▸ **Task input**
----------

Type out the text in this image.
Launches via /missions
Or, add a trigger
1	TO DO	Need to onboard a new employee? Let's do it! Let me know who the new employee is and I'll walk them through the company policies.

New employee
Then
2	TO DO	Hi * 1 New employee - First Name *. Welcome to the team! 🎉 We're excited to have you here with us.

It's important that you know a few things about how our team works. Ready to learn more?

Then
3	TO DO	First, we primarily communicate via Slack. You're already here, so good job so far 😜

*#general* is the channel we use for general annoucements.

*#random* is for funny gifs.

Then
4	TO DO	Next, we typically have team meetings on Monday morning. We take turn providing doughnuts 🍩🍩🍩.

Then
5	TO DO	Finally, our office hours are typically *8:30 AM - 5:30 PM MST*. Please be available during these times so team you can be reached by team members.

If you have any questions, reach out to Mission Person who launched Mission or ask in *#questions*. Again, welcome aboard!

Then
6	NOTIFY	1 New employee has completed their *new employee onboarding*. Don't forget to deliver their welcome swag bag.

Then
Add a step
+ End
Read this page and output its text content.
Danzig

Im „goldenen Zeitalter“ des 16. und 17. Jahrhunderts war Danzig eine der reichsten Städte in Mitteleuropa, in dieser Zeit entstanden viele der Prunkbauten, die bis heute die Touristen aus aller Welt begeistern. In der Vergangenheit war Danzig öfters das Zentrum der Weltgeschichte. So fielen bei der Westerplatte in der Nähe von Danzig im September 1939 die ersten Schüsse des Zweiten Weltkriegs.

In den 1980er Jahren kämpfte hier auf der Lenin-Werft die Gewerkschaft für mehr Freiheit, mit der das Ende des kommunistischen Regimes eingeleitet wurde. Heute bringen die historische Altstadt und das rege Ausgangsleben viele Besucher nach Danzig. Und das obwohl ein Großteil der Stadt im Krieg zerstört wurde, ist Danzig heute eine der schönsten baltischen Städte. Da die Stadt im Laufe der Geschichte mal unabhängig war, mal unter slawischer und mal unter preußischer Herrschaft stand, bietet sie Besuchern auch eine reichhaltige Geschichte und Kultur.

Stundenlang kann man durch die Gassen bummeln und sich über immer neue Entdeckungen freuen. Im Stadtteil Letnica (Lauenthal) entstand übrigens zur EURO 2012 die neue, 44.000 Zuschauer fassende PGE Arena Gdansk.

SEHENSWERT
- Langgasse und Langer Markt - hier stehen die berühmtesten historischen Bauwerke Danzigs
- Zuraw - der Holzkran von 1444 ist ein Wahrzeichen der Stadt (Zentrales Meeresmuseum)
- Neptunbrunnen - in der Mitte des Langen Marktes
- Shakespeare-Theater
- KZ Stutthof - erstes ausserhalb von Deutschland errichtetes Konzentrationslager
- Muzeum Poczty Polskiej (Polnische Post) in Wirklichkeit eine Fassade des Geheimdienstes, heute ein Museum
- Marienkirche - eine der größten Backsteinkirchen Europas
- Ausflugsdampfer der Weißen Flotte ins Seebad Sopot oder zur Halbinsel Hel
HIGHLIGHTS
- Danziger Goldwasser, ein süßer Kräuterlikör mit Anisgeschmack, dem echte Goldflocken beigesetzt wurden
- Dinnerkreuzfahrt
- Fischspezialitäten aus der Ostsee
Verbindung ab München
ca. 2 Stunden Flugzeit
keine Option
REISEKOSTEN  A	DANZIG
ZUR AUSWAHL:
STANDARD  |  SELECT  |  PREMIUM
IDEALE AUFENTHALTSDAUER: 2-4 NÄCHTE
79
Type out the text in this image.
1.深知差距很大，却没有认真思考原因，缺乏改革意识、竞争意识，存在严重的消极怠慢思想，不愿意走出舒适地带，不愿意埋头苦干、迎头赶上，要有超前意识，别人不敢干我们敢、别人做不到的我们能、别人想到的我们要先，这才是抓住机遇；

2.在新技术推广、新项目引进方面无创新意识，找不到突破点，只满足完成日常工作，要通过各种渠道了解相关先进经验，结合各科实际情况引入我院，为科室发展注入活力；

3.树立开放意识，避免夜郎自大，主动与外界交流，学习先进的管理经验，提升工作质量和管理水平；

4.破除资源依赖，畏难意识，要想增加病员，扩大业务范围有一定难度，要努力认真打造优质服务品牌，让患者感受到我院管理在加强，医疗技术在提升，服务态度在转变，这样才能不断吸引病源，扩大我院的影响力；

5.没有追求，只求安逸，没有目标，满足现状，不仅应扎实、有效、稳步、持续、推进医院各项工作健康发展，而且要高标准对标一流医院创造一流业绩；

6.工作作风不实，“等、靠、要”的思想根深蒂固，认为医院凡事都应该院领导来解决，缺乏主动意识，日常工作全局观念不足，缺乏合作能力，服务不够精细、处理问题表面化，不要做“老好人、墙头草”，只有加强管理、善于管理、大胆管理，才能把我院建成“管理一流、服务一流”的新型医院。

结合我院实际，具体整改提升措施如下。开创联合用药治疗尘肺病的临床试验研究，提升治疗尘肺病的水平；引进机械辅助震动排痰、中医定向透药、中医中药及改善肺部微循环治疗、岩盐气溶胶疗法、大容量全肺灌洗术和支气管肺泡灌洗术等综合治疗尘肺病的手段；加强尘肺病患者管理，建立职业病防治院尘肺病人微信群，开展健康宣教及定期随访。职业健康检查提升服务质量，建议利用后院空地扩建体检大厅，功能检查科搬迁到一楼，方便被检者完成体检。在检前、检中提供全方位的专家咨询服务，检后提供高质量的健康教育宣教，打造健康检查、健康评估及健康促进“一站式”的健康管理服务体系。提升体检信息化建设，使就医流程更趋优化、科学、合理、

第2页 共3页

----------

▸ **Instructions to follow**
Find all lines with "employee" in them and copy each one.

▸ **Task response**
1	TO DO	Need to onboard a new employee? Let's do it! Let me know who the new employee is and I'll walk them through the company policies.
New employee
2	TO DO	Hi * 1 New employee - First Name *. Welcome to the team! 🎉 We're excited to have you here with us.
6	NOTIFY	1 New employee has completed their *new employee onboarding*. Don't forget to deliver their welcome swag bag.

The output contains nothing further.